Brief 1:
Copy the passage about Joe Royle's time at Everton word for word, starting at "Following Walker's dismissal, the" and ending at "played under Walker.".
-- begin Quoted text --
Following Walker's dismissal, the Everton Board reacted quickly and named Joe Royle as the new manager. Royle, who had had 12 successful years with Oldham, was a Goodison hero during the late sixties and early seventies. November 12, 1994 will be marked as the turning point for Everton, when the appointment of Joe Royle signaled a brief spiritual reawakening for the beloved home club where Joe had become a star and big favorite with the fans.
Royle didn't make any immediate changes to the playing staff, although he brought Willie Donachie with him from Oldham as his assistant manager. Royle's new charges started very brightly with three consecutive wins: over Liverpool (2-0) and Leeds (3-0) at home and Chelsea (1-0) away. Everton kept a clean sheet for total of seven matches, a club record, although two of the matches had been played under Walker.
The strong defensive performances required for such a record had resulted in a style of play which was considered uncharacteristic at The School of Science. Workmanlike displays by Horne, Ablett, Jackson, and Parkinson in defence were supported with only a little more class by Watson, and the excellent Unsworth. But Royle knew that a solid defence with enough bite to win back possession in hard but fair tackles would give his team the confidence they needed to move forward and score. In a typical moment of incisive wit, Royle mistakenly christened his boys the "Dogs of War", only to see the epithet misinterpreted by a mean-spirited press and by equally insensitive match officials.
The playing style was not pretty, but it was effective. Everton were no longer a push-over but, as a result, there was little scope in such a team for flair players like Samways, Limpar, and Amokachi. It would be many months before he could find a first-team place for Daniel Amokachi, the Nigerian World Cup star, but Royle soon recognized the sporadic genius of the little Swede, Anders Limpar, who started to figure more and more in Everton's revival.
Joe Royle gave the Everton faithful a wonderful Christmas present in 1994, signing Duncan Ferguson from Rangers for £4.4M, a new club record. Big Dunc, who had suffered disciplinary problems in his native Scotland both on and off the field, had become an instant legend with the Goodison fans, who had adopted him as their idle during the few weeks that Ferguson had been on loan. Ferguson scored a memorable winner against Liverpool, and went on to score 8 goals in 16 games before suspension – for an unfair dismissal at Leicester – followed by a double hernia operation, kept him out until the last league game of the season at Coventry.
-- end Quoted text --
-- begin Material supplied --
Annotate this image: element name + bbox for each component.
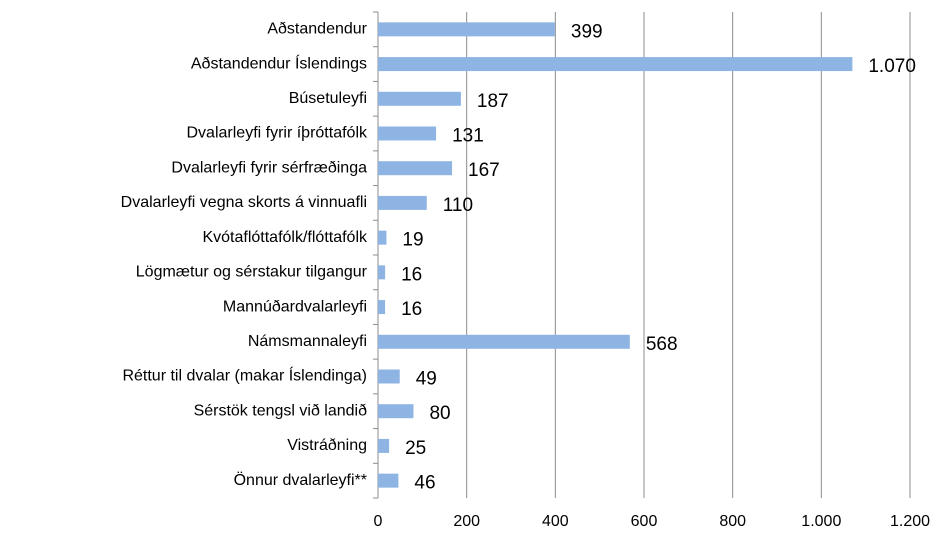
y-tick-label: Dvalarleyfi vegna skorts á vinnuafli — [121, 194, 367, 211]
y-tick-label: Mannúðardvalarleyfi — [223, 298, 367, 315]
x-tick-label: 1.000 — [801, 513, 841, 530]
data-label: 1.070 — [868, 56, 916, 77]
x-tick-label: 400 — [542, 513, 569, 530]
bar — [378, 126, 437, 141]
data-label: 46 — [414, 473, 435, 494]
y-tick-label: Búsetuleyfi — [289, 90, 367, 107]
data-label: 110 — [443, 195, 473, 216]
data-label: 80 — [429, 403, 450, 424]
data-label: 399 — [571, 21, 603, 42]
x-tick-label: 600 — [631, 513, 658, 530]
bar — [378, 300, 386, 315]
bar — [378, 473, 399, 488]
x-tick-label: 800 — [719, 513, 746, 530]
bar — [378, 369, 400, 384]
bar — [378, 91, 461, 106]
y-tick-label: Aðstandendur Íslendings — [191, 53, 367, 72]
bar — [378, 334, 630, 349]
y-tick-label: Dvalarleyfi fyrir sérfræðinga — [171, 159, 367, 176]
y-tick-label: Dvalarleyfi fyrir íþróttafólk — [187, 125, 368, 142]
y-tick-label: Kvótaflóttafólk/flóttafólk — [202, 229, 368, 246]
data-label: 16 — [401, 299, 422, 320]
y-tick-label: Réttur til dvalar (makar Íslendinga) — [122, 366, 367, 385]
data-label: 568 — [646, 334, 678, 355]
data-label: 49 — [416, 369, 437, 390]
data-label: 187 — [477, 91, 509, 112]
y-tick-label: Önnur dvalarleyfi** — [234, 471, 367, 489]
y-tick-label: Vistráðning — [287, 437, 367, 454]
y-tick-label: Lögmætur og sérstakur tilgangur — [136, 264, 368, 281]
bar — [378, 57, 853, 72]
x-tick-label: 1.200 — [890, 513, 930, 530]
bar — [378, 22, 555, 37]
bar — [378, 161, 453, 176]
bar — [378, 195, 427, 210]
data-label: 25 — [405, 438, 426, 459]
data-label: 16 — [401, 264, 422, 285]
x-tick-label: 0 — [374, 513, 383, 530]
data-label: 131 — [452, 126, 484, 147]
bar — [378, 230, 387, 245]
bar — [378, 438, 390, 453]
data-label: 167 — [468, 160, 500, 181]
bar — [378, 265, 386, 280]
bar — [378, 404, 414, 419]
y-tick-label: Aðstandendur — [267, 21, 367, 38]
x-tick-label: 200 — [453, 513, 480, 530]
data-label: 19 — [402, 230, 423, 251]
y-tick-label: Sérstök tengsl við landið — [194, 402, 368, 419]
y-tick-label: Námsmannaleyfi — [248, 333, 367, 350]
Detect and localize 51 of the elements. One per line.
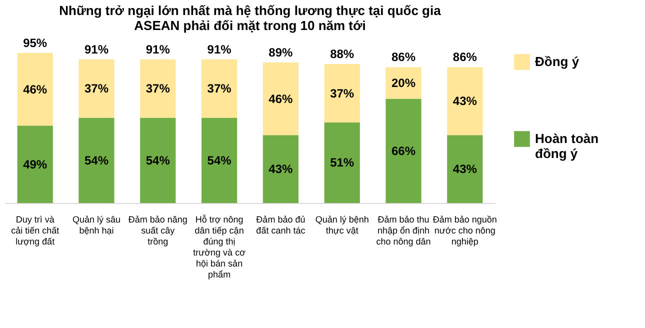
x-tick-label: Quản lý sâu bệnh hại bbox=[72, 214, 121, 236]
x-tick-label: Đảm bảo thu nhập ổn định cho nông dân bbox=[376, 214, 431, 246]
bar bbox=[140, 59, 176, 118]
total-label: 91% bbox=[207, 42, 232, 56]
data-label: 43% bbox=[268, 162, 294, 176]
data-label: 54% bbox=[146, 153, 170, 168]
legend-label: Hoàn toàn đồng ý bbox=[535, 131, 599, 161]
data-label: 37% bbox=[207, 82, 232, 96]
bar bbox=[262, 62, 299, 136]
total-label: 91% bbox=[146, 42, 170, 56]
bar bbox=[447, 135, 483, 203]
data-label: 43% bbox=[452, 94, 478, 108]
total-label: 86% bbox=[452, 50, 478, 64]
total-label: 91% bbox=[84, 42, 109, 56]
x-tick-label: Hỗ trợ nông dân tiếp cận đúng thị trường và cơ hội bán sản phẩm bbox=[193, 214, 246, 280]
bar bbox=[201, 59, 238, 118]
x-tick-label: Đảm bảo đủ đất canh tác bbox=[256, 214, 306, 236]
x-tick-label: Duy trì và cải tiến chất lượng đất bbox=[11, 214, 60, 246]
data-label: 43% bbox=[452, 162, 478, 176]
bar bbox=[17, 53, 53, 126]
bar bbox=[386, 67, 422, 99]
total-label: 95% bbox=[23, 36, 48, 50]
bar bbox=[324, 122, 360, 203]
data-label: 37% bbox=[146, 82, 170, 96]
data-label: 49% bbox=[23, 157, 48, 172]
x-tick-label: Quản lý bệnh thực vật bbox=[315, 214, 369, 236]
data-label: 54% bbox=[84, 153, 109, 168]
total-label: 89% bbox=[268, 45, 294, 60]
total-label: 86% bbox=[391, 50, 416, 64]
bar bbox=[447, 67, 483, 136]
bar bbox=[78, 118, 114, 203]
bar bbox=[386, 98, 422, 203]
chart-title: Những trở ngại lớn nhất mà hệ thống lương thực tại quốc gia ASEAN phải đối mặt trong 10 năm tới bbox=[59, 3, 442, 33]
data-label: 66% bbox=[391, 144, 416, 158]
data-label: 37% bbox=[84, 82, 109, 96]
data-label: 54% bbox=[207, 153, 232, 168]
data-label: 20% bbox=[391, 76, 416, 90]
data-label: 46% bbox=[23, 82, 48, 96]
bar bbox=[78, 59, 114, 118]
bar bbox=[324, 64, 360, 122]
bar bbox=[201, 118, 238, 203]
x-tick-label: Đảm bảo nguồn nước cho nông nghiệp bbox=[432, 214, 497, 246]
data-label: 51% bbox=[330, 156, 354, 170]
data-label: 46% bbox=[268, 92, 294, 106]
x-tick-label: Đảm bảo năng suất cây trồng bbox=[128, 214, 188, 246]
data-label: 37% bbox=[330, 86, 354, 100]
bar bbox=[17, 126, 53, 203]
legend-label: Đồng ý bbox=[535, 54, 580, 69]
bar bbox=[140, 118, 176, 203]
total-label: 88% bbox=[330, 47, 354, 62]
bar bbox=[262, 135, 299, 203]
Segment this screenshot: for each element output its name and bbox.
-- end Material supplied --
-- begin Material supplied --
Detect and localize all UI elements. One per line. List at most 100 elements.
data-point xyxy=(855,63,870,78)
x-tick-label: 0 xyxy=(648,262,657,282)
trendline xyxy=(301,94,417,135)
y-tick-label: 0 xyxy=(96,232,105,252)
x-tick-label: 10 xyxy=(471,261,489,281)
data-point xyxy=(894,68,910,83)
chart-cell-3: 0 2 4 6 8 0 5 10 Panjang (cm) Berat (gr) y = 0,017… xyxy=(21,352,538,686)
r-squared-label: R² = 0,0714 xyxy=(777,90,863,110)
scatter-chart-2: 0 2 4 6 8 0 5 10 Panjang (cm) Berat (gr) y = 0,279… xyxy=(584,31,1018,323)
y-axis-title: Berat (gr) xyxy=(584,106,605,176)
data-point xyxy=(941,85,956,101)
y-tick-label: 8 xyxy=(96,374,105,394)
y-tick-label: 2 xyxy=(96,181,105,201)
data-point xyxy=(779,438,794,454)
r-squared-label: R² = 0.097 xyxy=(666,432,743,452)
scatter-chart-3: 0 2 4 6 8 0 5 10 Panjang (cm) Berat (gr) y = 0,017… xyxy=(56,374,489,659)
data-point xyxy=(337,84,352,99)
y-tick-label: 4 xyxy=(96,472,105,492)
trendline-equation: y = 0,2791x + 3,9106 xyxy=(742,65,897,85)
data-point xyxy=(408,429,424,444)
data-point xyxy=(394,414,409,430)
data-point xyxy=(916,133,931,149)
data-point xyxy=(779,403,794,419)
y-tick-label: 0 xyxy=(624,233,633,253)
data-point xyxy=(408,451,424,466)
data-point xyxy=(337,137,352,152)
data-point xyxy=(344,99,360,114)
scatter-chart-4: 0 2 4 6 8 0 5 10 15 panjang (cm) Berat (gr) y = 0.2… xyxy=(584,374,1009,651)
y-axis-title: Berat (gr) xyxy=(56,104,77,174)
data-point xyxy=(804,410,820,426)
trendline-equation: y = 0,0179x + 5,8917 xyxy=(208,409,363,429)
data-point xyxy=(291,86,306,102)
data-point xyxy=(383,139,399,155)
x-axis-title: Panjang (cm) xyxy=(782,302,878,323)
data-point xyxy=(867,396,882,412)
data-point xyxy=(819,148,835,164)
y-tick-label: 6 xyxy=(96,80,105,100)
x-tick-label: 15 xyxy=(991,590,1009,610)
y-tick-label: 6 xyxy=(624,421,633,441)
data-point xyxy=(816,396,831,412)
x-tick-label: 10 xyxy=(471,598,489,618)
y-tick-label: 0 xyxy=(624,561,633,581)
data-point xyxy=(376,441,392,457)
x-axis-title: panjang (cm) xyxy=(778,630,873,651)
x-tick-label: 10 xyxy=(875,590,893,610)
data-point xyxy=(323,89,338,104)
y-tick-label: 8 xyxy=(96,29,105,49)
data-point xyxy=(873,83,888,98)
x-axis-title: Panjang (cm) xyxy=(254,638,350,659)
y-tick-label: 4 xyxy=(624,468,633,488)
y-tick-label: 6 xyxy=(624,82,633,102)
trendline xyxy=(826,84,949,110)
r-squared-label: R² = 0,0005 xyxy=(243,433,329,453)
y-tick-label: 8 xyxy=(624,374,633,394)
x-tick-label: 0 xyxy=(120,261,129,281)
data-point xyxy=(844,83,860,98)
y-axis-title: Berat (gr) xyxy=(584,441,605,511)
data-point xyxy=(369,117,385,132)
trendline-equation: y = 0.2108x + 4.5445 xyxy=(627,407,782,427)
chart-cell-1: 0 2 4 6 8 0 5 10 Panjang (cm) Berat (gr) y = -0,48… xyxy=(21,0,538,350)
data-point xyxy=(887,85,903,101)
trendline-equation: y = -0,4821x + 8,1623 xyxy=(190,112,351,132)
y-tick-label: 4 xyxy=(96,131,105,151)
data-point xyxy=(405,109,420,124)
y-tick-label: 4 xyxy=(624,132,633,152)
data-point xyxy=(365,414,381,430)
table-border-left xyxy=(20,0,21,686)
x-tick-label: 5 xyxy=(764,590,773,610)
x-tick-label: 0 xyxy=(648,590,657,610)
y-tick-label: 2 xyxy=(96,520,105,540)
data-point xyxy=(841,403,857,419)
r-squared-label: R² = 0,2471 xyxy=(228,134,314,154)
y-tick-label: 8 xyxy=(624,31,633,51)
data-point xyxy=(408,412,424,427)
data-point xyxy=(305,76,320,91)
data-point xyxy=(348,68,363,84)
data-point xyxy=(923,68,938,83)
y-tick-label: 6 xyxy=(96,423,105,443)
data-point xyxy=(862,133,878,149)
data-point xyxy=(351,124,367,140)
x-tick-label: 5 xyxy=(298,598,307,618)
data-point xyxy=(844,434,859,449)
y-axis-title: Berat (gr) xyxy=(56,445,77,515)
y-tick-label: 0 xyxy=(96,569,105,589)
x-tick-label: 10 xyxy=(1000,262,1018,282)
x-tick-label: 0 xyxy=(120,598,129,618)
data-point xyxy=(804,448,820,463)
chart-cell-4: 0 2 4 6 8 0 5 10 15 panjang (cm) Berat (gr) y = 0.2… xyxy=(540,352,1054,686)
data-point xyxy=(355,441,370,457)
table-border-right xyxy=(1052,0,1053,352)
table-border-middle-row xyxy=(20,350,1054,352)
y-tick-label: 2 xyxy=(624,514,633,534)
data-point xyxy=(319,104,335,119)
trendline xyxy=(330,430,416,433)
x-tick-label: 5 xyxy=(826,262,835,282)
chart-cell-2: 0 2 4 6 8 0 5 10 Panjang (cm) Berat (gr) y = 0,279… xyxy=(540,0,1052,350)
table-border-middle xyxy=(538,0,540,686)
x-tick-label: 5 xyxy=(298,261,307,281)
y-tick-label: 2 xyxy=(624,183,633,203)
-- end Material supplied --
-- begin Material supplied --
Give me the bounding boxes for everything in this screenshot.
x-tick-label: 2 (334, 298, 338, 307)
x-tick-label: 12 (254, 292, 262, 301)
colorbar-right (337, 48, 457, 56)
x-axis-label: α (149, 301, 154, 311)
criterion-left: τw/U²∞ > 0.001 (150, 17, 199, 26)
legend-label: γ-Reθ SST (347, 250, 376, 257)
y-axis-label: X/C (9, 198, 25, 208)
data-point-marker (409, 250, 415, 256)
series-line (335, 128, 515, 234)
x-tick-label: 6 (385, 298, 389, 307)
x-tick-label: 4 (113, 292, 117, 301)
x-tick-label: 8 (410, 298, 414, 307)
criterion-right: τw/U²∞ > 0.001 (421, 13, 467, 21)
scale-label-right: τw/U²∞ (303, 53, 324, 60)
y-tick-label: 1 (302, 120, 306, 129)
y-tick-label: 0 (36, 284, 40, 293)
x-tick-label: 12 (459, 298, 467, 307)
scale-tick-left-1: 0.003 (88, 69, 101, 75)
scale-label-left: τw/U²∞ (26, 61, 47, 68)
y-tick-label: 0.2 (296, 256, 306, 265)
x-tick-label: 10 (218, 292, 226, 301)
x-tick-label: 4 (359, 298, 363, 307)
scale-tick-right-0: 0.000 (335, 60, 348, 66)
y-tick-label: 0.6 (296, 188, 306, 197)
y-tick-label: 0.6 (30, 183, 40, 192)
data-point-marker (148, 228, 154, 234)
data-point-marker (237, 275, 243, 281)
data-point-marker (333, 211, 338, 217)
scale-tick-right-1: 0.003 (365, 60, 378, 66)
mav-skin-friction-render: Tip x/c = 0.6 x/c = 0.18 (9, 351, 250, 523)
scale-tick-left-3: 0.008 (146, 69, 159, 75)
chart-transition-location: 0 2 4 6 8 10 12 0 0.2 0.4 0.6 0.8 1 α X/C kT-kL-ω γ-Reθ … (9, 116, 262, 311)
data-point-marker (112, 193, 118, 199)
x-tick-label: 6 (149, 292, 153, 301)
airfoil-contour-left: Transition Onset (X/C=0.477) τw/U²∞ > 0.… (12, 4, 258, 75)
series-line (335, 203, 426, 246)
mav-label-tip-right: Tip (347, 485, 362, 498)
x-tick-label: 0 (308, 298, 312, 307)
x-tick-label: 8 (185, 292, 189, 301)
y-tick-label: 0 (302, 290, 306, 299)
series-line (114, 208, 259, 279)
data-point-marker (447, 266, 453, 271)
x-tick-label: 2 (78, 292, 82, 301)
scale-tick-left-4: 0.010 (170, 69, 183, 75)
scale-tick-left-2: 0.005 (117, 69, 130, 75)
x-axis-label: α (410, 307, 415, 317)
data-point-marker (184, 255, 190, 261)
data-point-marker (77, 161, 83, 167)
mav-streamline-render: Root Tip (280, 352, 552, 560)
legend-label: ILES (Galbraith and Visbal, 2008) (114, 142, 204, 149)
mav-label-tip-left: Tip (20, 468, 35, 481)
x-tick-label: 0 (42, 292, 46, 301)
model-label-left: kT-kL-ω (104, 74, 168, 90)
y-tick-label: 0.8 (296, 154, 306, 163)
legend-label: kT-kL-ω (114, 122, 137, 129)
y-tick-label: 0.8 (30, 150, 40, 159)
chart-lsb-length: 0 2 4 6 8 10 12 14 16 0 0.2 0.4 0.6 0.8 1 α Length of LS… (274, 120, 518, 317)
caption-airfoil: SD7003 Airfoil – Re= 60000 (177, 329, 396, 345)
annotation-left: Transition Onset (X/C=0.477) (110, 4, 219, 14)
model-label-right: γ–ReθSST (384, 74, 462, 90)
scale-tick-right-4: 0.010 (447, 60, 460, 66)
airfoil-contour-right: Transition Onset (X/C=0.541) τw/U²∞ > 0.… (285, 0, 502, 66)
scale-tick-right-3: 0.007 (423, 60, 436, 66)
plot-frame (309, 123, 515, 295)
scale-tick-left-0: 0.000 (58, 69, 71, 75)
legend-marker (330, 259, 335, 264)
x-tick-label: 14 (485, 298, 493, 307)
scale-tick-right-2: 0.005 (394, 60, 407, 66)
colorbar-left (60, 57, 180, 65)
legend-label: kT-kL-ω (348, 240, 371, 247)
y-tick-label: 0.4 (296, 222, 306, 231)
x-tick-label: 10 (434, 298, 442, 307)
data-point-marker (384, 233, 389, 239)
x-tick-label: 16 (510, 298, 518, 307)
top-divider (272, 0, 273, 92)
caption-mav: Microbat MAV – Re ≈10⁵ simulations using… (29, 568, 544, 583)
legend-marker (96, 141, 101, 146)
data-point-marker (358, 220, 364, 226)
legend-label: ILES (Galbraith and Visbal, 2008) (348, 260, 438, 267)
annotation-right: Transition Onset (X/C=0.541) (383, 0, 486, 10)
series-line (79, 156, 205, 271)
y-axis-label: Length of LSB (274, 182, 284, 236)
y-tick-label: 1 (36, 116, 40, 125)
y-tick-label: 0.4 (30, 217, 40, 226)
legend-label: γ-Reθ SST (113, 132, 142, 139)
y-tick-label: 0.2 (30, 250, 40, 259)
-- end Material supplied --
Brief 2:
Repeat the lines of the records verbatim, starting at the line containing "Give me the" and ending at the line containing "x-tick-label: 6 (149, 292, 153, 301)", with both of those lines included.

Full solution 1:
Following Walker's dismissal, the Everton Board reacted quickly and named Joe Royle as the new manager. Royle, who had had 12 successful years with Oldham, was a Goodison hero during the late sixties and early seventies. November 12, 1994 will be marked as the turning point for Everton, when the appointment of Joe Royle signaled a brief spiritual reawakening for the beloved home club where Joe had become a star and big favorite with the fans.
Royle didn't make any immediate changes to the playing staff, although he brought Willie Donachie with him from Oldham as his assistant manager. Royle's new charges started very brightly with three consecutive wins: over Liverpool (2-0) and Leeds (3-0) at home and Chelsea (1-0) away. Everton kept a clean sheet for total of seven matches, a club record, although two of the matches had been played under Walker.

Full solution 2:
Give me the bounding boxes for everything in this screenshot.
x-tick-label: 2 (334, 298, 338, 307)
x-tick-label: 12 (254, 292, 262, 301)
colorbar-right (337, 48, 457, 56)
x-axis-label: α (149, 301, 154, 311)
criterion-left: τw/U²∞ > 0.001 (150, 17, 199, 26)
legend-label: γ-Reθ SST (347, 250, 376, 257)
y-axis-label: X/C (9, 198, 25, 208)
data-point-marker (409, 250, 415, 256)
series-line (335, 128, 515, 234)
x-tick-label: 6 (385, 298, 389, 307)
x-tick-label: 4 (113, 292, 117, 301)
x-tick-label: 8 (410, 298, 414, 307)
criterion-right: τw/U²∞ > 0.001 (421, 13, 467, 21)
scale-label-right: τw/U²∞ (303, 53, 324, 60)
y-tick-label: 1 (302, 120, 306, 129)
y-tick-label: 0 (36, 284, 40, 293)
x-tick-label: 12 (459, 298, 467, 307)
scale-tick-left-1: 0.003 (88, 69, 101, 75)
scale-label-left: τw/U²∞ (26, 61, 47, 68)
y-tick-label: 0.2 (296, 256, 306, 265)
x-tick-label: 10 (218, 292, 226, 301)
x-tick-label: 4 (359, 298, 363, 307)
scale-tick-right-0: 0.000 (335, 60, 348, 66)
y-tick-label: 0.6 (296, 188, 306, 197)
y-tick-label: 0.6 (30, 183, 40, 192)
data-point-marker (148, 228, 154, 234)
data-point-marker (237, 275, 243, 281)
data-point-marker (333, 211, 338, 217)
scale-tick-right-1: 0.003 (365, 60, 378, 66)
mav-skin-friction-render: Tip x/c = 0.6 x/c = 0.18 (9, 351, 250, 523)
scale-tick-left-3: 0.008 (146, 69, 159, 75)
chart-transition-location: 0 2 4 6 8 10 12 0 0.2 0.4 0.6 0.8 1 α X/C kT-kL-ω γ-Reθ … (9, 116, 262, 311)
data-point-marker (112, 193, 118, 199)
x-tick-label: 6 (149, 292, 153, 301)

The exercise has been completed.